* _Data records_

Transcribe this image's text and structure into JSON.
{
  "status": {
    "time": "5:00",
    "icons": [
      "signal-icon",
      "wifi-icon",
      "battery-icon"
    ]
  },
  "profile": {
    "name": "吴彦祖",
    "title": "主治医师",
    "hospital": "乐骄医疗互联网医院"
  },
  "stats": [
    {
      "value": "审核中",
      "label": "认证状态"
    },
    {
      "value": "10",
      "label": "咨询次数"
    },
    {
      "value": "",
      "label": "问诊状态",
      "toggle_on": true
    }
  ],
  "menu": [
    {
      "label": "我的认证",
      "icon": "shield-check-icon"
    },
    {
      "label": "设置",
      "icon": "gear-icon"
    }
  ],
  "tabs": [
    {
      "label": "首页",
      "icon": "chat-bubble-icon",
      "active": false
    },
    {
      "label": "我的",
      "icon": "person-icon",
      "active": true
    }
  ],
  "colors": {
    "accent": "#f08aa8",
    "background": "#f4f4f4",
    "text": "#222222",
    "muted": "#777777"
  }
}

* _WHAT THE TASK ASKS_
Pick out each line containing "label" and report it.

* _THE REPLY_
      "label": "认证状态"
      "label": "咨询次数"
      "label": "问诊状态",
      "label": "我的认证",
      "label": "设置",
      "label": "首页",
      "label": "我的",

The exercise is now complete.